-- BEGIN RECORDS TO USE --
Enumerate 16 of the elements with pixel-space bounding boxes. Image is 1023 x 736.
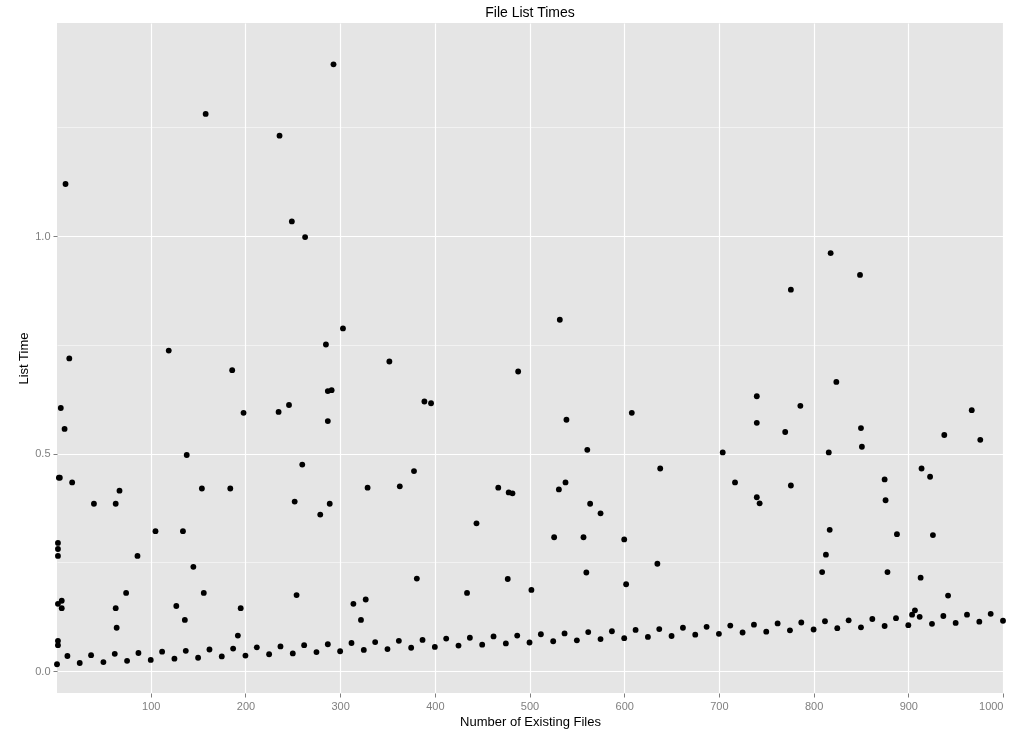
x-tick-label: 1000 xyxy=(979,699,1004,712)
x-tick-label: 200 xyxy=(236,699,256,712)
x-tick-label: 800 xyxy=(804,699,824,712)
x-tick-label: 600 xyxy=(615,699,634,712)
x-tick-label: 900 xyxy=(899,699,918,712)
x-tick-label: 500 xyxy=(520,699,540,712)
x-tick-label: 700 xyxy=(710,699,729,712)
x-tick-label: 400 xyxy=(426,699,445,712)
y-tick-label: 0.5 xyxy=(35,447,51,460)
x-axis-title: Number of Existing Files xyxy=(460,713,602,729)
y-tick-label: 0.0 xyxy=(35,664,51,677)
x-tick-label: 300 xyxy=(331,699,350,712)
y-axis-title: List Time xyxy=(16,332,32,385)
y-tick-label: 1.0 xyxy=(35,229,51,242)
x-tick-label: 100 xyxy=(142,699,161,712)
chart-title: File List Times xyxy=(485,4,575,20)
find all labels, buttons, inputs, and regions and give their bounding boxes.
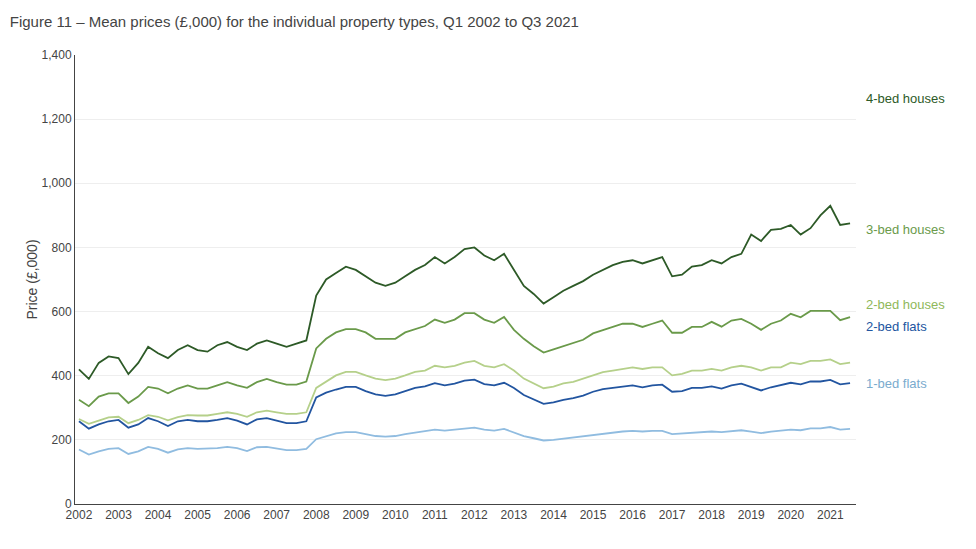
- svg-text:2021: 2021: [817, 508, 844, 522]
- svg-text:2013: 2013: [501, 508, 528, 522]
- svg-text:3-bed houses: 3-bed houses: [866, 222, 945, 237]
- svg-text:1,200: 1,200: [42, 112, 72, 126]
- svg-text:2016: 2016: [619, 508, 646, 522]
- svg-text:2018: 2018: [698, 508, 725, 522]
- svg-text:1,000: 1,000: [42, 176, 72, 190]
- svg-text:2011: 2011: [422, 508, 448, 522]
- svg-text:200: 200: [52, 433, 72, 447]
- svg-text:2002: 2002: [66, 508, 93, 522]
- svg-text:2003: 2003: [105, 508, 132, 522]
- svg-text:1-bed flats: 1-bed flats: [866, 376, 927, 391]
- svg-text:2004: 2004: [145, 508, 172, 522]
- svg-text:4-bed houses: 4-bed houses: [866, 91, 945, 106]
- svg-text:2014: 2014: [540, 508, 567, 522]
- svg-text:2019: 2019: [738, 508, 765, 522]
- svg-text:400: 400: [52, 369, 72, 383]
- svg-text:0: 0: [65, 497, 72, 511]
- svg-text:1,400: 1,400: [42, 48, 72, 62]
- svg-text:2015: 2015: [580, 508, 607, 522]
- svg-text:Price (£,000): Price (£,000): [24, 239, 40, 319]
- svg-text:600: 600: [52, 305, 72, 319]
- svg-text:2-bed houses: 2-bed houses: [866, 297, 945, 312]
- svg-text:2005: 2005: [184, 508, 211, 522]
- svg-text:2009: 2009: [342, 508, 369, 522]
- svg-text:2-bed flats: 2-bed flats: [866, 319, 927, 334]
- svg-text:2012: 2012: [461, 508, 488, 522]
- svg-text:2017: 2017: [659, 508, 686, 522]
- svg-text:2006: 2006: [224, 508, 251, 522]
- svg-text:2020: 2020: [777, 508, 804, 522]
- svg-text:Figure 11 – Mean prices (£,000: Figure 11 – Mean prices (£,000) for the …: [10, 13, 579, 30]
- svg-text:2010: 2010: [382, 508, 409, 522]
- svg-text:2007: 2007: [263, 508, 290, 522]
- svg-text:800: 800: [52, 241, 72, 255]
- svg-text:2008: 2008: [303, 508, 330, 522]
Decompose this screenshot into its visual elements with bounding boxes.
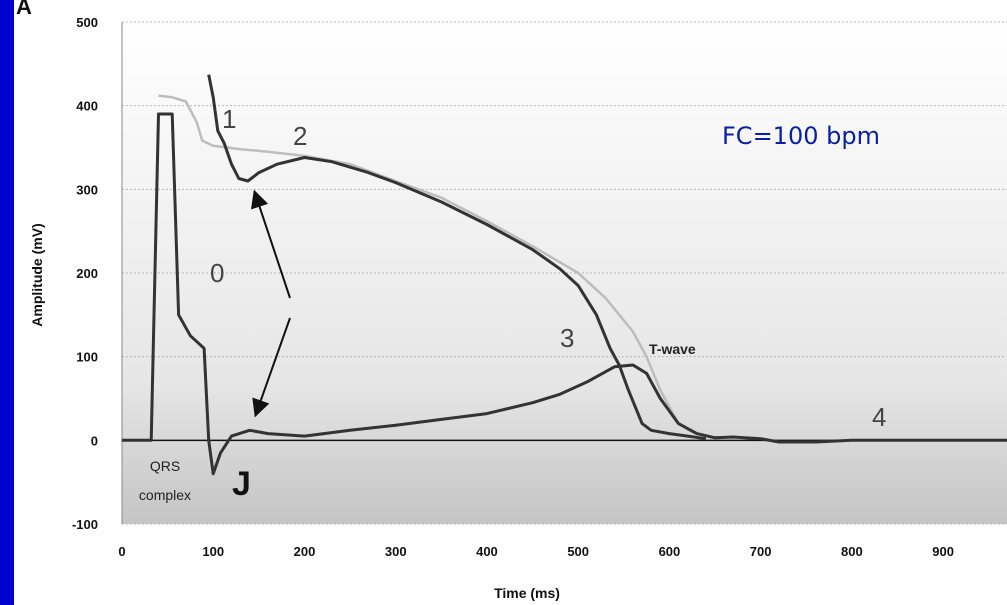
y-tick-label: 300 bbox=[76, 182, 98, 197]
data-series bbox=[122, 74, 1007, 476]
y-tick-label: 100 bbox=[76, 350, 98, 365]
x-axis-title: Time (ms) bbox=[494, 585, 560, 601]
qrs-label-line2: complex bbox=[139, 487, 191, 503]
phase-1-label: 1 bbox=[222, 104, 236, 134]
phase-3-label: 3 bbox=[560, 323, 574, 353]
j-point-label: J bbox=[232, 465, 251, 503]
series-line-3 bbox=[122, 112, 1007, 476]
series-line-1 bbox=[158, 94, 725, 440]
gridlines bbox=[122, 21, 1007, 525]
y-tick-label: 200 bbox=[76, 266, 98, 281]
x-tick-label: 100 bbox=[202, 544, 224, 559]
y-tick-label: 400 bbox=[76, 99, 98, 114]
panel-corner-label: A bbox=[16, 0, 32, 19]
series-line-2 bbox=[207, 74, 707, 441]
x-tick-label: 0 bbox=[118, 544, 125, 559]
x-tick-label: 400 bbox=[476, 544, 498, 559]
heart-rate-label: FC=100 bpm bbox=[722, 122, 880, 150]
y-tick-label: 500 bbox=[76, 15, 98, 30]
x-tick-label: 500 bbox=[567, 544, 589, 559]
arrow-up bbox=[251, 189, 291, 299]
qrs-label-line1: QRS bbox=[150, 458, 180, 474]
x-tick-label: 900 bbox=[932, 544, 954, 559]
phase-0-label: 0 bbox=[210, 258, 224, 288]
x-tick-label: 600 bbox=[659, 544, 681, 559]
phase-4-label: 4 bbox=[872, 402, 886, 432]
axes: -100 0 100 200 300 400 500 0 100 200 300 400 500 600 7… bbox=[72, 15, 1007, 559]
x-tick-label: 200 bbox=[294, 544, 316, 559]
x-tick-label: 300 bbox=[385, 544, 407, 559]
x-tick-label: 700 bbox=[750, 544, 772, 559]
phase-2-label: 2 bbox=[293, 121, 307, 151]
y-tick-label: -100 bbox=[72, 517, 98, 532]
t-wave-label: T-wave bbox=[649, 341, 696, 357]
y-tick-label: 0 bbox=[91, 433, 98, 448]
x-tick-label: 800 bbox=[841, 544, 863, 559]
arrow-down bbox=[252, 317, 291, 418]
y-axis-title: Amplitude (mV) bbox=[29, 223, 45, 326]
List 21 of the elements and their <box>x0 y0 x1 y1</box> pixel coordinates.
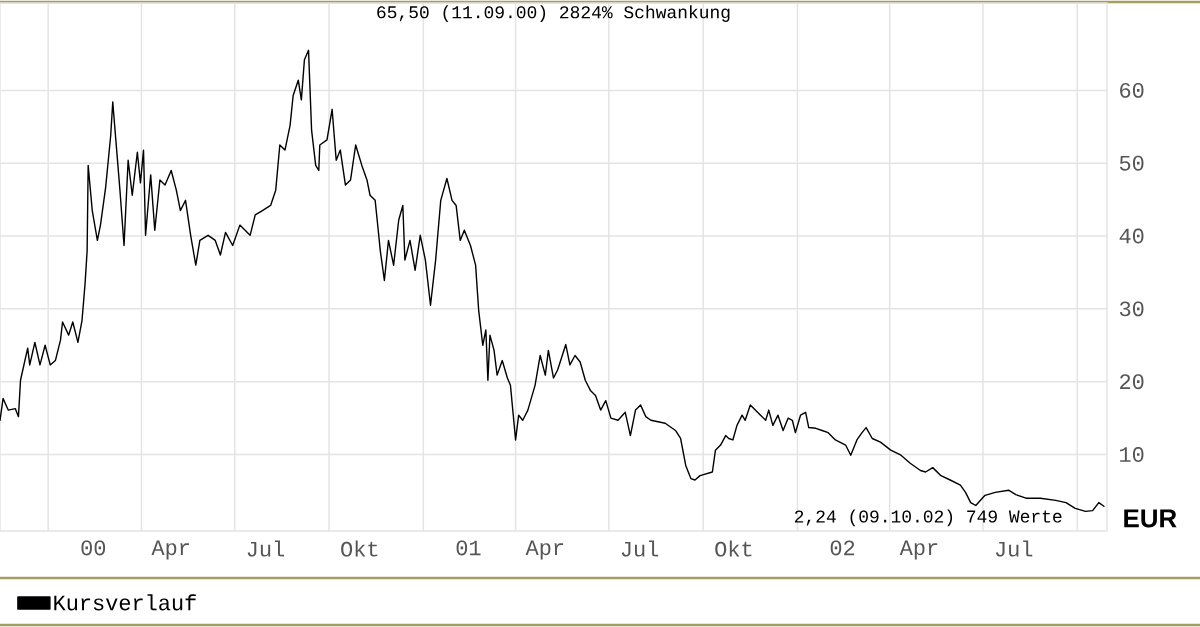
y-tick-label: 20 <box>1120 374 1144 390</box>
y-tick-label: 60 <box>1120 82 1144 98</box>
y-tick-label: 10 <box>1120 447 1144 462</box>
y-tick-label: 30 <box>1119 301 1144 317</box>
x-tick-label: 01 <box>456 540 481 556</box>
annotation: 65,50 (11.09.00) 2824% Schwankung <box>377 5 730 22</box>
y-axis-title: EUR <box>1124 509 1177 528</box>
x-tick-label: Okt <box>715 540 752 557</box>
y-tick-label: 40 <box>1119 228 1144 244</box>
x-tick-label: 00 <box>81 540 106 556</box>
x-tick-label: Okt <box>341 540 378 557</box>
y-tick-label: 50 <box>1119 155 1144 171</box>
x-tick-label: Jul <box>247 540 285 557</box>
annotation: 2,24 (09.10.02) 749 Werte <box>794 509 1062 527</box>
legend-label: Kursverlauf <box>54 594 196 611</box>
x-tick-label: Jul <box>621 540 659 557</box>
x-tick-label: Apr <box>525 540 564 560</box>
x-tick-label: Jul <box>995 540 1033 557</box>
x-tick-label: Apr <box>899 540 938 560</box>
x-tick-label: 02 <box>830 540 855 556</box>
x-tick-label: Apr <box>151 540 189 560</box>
-- END RECORDS TO USE --
-- BEGIN RECORDS TO USE --
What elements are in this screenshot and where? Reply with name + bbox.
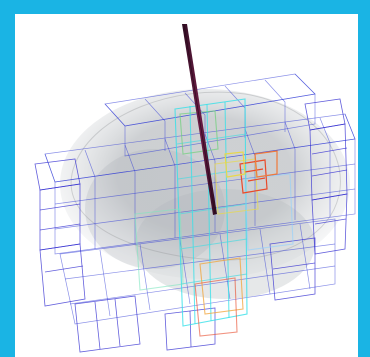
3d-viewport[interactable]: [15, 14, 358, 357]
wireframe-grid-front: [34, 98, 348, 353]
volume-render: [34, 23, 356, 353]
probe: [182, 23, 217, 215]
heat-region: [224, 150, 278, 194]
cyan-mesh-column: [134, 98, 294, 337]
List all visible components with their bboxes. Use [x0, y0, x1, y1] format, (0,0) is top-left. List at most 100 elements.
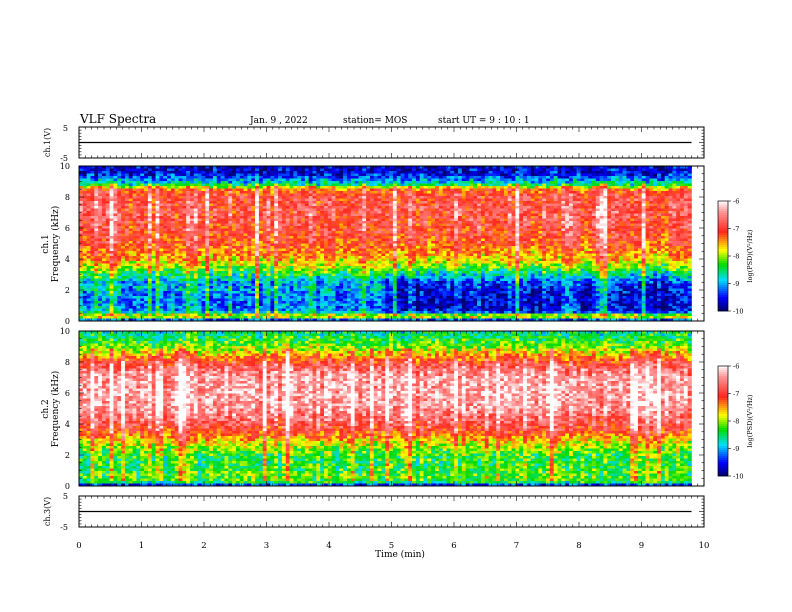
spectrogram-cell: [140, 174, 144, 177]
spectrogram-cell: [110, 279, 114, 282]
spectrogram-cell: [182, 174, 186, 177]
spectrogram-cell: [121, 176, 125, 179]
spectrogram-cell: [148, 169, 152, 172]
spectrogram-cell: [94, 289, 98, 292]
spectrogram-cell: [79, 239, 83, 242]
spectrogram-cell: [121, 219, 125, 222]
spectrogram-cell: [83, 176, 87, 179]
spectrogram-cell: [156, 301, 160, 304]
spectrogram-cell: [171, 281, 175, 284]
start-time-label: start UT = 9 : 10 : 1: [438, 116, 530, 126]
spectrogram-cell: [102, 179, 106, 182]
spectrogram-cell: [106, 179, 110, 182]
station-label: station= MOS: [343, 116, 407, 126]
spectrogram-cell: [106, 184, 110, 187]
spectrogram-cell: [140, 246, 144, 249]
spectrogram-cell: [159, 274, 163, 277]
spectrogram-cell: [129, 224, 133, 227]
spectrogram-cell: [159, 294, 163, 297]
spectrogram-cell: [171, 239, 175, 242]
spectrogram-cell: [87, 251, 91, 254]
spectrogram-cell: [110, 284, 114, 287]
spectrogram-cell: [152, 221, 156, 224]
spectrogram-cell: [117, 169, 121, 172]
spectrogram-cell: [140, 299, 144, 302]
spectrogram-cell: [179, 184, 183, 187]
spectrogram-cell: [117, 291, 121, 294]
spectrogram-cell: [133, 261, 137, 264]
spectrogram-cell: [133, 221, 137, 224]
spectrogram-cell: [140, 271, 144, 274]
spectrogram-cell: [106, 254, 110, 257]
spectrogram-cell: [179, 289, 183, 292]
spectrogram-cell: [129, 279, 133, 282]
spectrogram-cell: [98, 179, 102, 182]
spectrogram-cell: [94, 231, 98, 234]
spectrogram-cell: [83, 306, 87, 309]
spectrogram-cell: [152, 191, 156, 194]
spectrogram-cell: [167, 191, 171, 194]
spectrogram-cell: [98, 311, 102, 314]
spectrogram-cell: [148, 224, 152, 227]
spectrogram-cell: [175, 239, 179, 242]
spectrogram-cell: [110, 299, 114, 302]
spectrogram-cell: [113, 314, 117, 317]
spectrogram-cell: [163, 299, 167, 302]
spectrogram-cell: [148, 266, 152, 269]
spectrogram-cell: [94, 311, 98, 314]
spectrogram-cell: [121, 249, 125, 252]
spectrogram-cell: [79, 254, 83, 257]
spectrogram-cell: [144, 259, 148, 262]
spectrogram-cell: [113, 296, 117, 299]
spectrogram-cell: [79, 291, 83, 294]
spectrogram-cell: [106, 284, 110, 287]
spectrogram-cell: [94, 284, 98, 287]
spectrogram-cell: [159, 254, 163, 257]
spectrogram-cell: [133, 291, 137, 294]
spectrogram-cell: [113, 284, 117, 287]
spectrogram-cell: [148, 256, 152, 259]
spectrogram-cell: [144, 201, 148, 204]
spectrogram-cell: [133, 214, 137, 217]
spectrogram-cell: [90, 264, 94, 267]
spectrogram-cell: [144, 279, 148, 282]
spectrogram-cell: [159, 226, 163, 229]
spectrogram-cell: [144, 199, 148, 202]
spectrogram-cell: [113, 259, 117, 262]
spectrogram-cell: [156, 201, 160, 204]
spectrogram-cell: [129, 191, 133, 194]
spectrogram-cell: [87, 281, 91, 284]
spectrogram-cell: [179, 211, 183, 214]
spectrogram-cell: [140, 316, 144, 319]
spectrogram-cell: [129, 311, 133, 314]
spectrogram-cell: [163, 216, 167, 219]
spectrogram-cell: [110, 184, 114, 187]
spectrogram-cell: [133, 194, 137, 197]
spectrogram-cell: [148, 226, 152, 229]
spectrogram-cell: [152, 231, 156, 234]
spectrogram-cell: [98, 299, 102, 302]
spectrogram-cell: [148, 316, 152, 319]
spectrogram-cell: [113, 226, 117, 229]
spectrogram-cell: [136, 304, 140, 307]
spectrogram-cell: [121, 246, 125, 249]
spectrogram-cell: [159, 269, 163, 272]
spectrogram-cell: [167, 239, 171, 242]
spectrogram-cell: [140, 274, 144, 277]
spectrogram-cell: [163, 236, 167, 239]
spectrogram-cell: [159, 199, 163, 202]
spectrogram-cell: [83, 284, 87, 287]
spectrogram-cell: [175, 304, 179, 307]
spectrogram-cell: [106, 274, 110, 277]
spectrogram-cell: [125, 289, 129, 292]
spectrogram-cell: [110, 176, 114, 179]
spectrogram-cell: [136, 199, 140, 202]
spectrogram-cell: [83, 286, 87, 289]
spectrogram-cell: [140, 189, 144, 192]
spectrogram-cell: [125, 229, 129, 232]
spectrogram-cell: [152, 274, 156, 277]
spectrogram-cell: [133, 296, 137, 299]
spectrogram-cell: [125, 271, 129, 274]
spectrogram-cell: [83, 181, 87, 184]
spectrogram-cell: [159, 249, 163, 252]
-- END RECORDS TO USE --
-- BEGIN RECORDS TO USE --
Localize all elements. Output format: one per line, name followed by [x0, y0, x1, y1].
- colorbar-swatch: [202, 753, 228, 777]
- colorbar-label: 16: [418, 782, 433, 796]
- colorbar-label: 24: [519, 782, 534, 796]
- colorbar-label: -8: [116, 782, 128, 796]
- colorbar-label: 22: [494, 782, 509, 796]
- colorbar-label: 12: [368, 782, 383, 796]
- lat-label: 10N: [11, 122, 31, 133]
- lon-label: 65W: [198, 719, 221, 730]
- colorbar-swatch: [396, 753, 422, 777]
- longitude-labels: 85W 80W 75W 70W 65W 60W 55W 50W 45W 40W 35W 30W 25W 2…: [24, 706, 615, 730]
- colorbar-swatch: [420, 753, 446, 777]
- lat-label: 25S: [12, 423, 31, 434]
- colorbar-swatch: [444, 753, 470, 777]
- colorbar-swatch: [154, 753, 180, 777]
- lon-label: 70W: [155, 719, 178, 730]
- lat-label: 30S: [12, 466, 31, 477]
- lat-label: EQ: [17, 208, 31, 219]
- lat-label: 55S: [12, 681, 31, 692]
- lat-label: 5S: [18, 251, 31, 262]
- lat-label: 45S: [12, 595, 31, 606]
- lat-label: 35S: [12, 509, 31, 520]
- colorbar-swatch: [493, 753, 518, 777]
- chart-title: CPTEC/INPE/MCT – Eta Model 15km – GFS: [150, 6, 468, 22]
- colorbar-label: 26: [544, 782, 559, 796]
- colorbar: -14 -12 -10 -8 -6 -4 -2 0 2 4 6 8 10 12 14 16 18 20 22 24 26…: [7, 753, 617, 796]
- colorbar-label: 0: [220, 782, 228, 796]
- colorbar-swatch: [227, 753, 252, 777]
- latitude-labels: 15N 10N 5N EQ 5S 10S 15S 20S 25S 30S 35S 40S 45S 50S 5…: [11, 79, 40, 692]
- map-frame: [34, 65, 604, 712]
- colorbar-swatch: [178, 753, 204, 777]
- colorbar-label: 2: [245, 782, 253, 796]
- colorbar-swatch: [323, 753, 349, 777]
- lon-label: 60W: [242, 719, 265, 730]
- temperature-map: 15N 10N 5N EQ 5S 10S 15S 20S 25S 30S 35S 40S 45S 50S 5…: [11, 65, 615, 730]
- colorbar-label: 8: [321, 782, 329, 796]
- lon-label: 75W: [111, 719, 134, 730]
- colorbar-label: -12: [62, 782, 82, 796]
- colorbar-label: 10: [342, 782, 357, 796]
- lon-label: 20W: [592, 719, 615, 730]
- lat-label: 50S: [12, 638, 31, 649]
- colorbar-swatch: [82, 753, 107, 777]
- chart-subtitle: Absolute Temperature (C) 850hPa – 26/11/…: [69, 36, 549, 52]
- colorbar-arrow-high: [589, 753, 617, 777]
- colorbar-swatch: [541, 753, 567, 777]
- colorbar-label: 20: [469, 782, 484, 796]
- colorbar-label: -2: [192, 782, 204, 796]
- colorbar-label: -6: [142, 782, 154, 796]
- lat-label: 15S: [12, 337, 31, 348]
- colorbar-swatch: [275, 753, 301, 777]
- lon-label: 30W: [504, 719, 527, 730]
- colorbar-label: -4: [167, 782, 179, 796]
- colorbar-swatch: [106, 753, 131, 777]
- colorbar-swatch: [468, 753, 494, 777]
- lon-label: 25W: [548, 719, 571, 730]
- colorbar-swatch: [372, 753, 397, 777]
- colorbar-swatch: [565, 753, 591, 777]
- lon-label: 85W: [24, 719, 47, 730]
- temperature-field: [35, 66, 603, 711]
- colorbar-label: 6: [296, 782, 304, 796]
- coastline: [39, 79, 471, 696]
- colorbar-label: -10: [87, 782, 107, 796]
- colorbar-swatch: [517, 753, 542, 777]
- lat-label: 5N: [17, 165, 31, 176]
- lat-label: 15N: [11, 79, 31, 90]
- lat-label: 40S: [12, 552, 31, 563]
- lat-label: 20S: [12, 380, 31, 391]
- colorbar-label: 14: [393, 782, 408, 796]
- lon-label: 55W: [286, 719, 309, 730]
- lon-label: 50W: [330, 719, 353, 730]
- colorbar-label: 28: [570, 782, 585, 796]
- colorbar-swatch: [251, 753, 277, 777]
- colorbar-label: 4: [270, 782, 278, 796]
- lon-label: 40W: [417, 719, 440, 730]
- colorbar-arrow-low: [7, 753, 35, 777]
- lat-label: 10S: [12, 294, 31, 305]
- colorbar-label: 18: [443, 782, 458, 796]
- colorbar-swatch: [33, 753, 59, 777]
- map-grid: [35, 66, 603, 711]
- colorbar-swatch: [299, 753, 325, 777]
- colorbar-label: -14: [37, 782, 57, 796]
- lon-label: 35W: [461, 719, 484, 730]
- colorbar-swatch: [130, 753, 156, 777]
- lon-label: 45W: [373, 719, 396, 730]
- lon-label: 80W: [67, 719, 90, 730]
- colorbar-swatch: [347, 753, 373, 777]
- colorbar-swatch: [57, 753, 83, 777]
-- END RECORDS TO USE --
_TO BE DONE_
In the listing, take the lines from the line with "x-tick-label: 1000 xyxy=(979,699,1004,712)" to the line with "chart-title: File List" and switch "Existing" to "Stored". Give back only those lines, with nothing else changed.

_OUTPUT OF THE EXERCISE_
x-tick-label: 1000 xyxy=(979,699,1004,712)
x-tick-label: 200 xyxy=(236,699,256,712)
x-tick-label: 800 xyxy=(804,699,824,712)
x-tick-label: 600 xyxy=(615,699,634,712)
x-tick-label: 900 xyxy=(899,699,918,712)
x-tick-label: 500 xyxy=(520,699,540,712)
x-tick-label: 700 xyxy=(710,699,729,712)
x-tick-label: 400 xyxy=(426,699,445,712)
y-tick-label: 0.5 xyxy=(35,447,51,460)
x-axis-title: Number of Stored Files xyxy=(460,713,602,729)
y-tick-label: 0.0 xyxy=(35,664,51,677)
x-tick-label: 300 xyxy=(331,699,350,712)
y-axis-title: List Time xyxy=(16,332,32,385)
y-tick-label: 1.0 xyxy=(35,229,51,242)
x-tick-label: 100 xyxy=(142,699,161,712)
chart-title: File List Times xyxy=(485,4,575,20)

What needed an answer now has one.